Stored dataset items
** START **

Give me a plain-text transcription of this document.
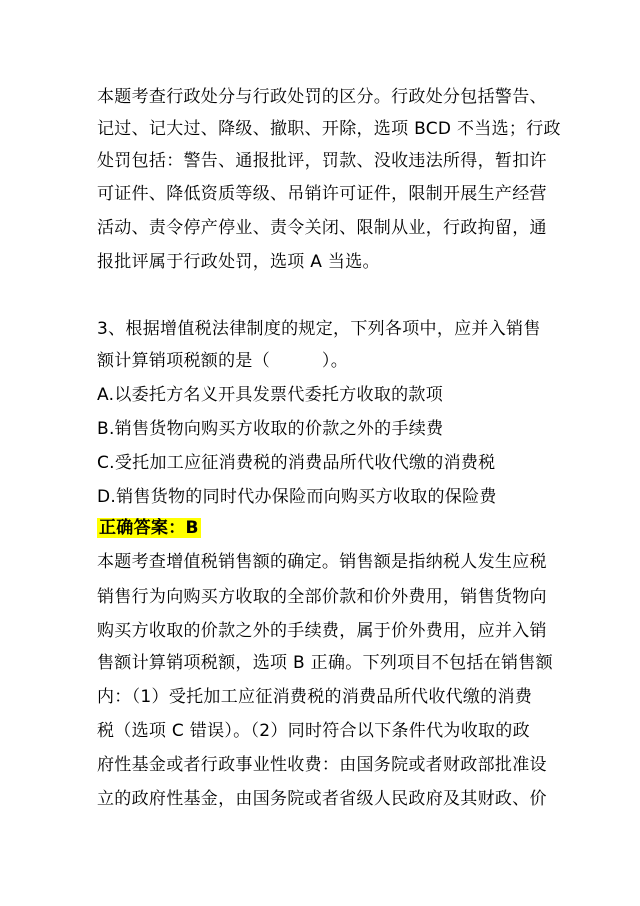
本题考查行政处分与行政处罚的区分。行政处分包括警告、
记过、记大过、降级、撤职、开除，选项 BCD 不当选；行政
处罚包括：警告、通报批评，罚款、没收违法所得，暂扣许
可证件、降低资质等级、吊销许可证件，限制开展生产经营
活动、责令停产停业、责令关闭、限制从业，行政拘留，通
报批评属于行政处罚，选项 A 当选。
3、根据增值税法律制度的规定，下列各项中，应并入销售
额计算销项税额的是（　　　）。
A.以委托方名义开具发票代委托方收取的款项
B.销售货物向购买方收取的价款之外的手续费
C.受托加工应征消费税的消费品所代收代缴的消费税
D.销售货物的同时代办保险而向购买方收取的保险费
正确答案：B
本题考查增值税销售额的确定。销售额是指纳税人发生应税
销售行为向购买方收取的全部价款和价外费用，销售货物向
购买方收取的价款之外的手续费，属于价外费用，应并入销
售额计算销项税额，选项 B 正确。下列项目不包括在销售额
内：（1）受托加工应征消费税的消费品所代收代缴的消费
税（选项 C 错误）。（2）同时符合以下条件代为收取的政
府性基金或者行政事业性收费：由国务院或者财政部批准设
立的政府性基金，由国务院或者省级人民政府及其财政、价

** END **

Print each record exactly as it stands, leaving the images out.

• [Output for this task]:
Give me a plain-text transcription of this document.
本题考查行政处分与行政处罚的区分。行政处分包括警告、
记过、记大过、降级、撤职、开除，选项 BCD 不当选；行政
处罚包括：警告、通报批评，罚款、没收违法所得，暂扣许
可证件、降低资质等级、吊销许可证件，限制开展生产经营
活动、责令停产停业、责令关闭、限制从业，行政拘留，通
报批评属于行政处罚，选项 A 当选。
3、根据增值税法律制度的规定，下列各项中，应并入销售
额计算销项税额的是（　　　）。
A.以委托方名义开具发票代委托方收取的款项
B.销售货物向购买方收取的价款之外的手续费
C.受托加工应征消费税的消费品所代收代缴的消费税
D.销售货物的同时代办保险而向购买方收取的保险费
正确答案：B
本题考查增值税销售额的确定。销售额是指纳税人发生应税
销售行为向购买方收取的全部价款和价外费用，销售货物向
购买方收取的价款之外的手续费，属于价外费用，应并入销
售额计算销项税额，选项 B 正确。下列项目不包括在销售额
内：（1）受托加工应征消费税的消费品所代收代缴的消费
税（选项 C 错误）。（2）同时符合以下条件代为收取的政
府性基金或者行政事业性收费：由国务院或者财政部批准设
立的政府性基金，由国务院或者省级人民政府及其财政、价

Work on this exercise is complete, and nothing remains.